* _Problem to solve_
Keep only those lines of the records that include the string "JSON".

◆ ◆ ◆ ◆

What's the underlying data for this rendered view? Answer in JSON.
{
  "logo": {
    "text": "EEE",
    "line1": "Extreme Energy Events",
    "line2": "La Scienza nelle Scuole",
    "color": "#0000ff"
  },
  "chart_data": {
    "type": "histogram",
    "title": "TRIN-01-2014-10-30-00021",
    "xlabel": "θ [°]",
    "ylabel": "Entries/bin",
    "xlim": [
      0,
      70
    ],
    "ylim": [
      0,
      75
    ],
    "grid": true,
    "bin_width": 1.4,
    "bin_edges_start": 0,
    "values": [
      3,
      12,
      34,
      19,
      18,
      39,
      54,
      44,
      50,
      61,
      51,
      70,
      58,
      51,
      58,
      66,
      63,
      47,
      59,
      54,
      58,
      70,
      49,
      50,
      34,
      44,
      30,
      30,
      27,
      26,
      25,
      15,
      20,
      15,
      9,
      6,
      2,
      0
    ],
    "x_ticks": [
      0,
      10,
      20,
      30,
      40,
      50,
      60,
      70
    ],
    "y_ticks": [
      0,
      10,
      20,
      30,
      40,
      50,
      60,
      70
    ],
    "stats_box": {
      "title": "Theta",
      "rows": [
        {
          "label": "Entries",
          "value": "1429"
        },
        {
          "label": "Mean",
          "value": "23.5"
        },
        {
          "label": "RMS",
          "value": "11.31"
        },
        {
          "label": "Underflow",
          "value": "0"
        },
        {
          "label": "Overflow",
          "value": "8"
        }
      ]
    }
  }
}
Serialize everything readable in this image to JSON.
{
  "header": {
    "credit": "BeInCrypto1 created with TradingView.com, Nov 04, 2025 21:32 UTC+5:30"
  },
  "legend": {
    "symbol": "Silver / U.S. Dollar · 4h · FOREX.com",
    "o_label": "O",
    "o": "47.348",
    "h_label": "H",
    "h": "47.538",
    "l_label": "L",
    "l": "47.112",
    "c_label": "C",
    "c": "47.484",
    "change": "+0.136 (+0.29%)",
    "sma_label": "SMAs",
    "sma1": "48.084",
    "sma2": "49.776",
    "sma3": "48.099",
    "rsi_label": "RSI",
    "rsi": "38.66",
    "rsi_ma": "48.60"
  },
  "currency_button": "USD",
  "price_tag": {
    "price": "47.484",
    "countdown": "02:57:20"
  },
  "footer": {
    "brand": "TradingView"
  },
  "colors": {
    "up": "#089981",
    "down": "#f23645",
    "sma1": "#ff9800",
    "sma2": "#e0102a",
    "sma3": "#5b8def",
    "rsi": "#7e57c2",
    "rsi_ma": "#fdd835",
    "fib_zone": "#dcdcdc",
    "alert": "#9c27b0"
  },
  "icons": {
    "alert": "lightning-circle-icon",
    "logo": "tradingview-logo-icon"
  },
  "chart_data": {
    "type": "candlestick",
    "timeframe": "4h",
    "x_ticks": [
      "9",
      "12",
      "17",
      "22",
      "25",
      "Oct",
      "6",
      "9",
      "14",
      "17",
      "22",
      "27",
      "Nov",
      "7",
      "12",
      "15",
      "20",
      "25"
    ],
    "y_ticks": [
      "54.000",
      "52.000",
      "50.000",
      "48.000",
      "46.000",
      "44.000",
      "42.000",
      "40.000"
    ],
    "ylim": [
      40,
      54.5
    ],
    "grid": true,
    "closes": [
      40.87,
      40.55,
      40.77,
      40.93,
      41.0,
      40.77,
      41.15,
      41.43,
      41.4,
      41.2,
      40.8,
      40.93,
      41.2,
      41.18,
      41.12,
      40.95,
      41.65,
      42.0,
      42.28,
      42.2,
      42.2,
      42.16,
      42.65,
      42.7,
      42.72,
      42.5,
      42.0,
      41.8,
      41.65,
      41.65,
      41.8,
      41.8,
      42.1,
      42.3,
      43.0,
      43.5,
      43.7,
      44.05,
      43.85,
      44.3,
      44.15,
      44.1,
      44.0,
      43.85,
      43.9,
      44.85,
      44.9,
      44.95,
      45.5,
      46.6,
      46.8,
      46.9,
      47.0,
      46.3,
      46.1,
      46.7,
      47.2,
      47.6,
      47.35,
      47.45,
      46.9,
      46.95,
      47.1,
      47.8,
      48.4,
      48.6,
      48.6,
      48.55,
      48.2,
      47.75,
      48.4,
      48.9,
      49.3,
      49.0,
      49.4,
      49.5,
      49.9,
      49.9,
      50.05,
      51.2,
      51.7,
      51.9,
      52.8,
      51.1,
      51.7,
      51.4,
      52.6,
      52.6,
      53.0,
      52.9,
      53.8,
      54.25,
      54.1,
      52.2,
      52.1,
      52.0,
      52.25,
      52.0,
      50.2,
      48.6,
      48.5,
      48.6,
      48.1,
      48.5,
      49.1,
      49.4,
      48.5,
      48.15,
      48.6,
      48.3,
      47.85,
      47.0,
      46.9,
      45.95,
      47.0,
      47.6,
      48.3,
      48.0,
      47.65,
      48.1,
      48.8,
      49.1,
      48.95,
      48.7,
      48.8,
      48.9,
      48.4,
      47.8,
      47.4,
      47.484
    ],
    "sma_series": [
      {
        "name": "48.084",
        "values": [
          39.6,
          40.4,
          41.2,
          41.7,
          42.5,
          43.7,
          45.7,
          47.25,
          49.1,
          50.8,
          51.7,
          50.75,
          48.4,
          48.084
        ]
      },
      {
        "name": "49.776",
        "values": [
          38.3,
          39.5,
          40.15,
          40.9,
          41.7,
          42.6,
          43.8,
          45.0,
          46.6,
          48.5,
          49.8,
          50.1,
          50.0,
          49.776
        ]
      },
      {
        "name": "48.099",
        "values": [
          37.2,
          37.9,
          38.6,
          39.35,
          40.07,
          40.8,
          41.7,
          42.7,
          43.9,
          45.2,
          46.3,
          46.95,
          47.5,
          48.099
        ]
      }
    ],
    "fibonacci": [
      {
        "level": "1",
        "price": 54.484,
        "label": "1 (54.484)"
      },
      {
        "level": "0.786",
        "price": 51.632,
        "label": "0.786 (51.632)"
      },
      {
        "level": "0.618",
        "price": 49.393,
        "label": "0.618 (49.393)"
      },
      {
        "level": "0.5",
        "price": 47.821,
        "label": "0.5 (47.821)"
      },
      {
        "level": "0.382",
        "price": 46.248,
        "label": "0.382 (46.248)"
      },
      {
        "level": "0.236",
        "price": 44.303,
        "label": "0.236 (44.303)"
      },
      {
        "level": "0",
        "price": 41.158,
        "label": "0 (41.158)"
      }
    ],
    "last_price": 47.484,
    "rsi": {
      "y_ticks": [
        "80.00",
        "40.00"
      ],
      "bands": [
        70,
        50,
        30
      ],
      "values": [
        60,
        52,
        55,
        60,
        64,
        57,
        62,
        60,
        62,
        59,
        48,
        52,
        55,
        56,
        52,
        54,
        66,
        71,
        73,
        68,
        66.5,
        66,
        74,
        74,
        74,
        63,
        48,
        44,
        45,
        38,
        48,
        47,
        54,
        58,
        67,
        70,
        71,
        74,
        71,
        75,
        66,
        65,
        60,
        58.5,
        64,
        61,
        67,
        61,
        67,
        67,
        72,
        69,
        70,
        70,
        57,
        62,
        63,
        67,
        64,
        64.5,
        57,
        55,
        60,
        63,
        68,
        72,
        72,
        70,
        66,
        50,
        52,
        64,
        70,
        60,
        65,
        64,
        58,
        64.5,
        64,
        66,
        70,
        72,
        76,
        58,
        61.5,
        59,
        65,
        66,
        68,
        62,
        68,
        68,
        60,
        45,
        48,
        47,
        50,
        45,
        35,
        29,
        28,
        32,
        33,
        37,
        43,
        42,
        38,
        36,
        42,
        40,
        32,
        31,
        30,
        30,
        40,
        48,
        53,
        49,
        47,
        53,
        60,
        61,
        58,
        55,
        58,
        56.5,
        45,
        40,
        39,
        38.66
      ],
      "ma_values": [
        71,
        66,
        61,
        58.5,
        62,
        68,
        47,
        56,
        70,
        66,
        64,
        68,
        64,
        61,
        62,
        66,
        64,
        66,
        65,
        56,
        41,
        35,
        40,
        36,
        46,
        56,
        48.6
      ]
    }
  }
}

◆ ◆ ◆ ◆

* _Complete output_
What's the underlying data for this rendered view? Answer in JSON.
Serialize everything readable in this image to JSON.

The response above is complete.